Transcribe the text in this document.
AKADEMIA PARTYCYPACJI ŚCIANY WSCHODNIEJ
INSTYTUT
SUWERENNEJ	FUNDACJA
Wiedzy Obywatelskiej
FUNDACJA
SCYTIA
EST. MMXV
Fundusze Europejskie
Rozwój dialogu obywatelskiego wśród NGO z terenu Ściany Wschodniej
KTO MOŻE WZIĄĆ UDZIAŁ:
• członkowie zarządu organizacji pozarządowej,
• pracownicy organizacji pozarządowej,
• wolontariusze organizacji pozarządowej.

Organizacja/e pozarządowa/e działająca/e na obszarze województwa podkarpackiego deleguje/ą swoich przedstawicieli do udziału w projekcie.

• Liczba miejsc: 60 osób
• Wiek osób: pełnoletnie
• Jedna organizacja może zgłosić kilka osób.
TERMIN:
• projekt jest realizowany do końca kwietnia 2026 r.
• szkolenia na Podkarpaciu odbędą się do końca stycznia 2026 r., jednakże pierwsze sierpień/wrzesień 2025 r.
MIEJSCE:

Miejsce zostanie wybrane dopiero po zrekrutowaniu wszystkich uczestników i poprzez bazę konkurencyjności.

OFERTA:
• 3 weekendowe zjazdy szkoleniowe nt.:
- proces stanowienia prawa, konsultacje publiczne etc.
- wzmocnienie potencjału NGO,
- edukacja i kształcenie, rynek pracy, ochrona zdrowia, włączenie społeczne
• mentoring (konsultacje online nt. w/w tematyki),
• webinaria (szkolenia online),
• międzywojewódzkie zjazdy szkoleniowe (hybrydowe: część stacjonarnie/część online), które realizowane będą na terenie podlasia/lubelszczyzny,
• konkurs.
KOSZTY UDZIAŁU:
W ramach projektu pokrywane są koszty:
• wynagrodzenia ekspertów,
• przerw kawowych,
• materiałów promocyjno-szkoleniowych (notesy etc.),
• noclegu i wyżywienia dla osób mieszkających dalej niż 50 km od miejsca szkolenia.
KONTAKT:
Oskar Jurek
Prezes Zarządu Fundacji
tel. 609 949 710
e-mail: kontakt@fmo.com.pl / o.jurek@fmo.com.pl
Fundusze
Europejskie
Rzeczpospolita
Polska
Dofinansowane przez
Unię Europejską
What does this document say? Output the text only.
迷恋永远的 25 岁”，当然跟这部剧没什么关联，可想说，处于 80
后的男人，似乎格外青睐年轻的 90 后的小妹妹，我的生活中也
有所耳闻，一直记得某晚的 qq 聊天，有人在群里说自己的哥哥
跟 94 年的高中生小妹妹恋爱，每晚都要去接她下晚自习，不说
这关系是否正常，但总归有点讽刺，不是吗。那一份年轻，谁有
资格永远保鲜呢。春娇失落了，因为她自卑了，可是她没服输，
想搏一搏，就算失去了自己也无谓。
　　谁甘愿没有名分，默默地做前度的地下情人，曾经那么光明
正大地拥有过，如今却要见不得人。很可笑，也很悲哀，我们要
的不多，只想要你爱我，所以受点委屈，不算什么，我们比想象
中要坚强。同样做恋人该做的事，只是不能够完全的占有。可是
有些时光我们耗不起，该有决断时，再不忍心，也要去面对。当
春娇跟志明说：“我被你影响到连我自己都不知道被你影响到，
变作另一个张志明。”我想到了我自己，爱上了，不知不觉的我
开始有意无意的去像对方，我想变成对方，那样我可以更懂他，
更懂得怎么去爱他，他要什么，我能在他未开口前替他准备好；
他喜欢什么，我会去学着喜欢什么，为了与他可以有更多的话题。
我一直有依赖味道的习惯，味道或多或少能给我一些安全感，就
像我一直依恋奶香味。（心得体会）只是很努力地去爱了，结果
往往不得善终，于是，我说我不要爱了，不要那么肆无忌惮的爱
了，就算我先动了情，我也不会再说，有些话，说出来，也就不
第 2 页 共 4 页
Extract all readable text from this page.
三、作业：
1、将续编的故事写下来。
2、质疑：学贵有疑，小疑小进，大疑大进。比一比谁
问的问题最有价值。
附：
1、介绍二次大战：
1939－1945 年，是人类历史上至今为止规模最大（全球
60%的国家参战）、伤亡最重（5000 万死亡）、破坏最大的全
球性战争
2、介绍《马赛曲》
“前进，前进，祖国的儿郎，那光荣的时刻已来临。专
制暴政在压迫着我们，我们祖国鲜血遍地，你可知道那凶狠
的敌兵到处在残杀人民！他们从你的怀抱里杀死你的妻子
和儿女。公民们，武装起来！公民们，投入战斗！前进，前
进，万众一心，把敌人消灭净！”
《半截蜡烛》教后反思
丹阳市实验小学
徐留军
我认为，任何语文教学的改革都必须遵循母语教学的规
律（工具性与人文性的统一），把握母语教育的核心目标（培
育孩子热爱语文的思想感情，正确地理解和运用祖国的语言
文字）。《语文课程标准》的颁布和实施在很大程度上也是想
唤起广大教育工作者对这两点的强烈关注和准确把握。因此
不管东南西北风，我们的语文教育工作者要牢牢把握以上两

────────────────────

Directions: Only the lines from the one containing "Extract all readable text from this page." to the end of the records should be repeated, exactly as they appear.

Exercise answer:
Extract all readable text from this page.
三、作业：
1、将续编的故事写下来。
2、质疑：学贵有疑，小疑小进，大疑大进。比一比谁
问的问题最有价值。
附：
1、介绍二次大战：
1939－1945 年，是人类历史上至今为止规模最大（全球
60%的国家参战）、伤亡最重（5000 万死亡）、破坏最大的全
球性战争
2、介绍《马赛曲》
“前进，前进，祖国的儿郎，那光荣的时刻已来临。专
制暴政在压迫着我们，我们祖国鲜血遍地，你可知道那凶狠
的敌兵到处在残杀人民！他们从你的怀抱里杀死你的妻子
和儿女。公民们，武装起来！公民们，投入战斗！前进，前
进，万众一心，把敌人消灭净！”
《半截蜡烛》教后反思
丹阳市实验小学
徐留军
我认为，任何语文教学的改革都必须遵循母语教学的规
律（工具性与人文性的统一），把握母语教育的核心目标（培
育孩子热爱语文的思想感情，正确地理解和运用祖国的语言
文字）。《语文课程标准》的颁布和实施在很大程度上也是想
唤起广大教育工作者对这两点的强烈关注和准确把握。因此
不管东南西北风，我们的语文教育工作者要牢牢把握以上两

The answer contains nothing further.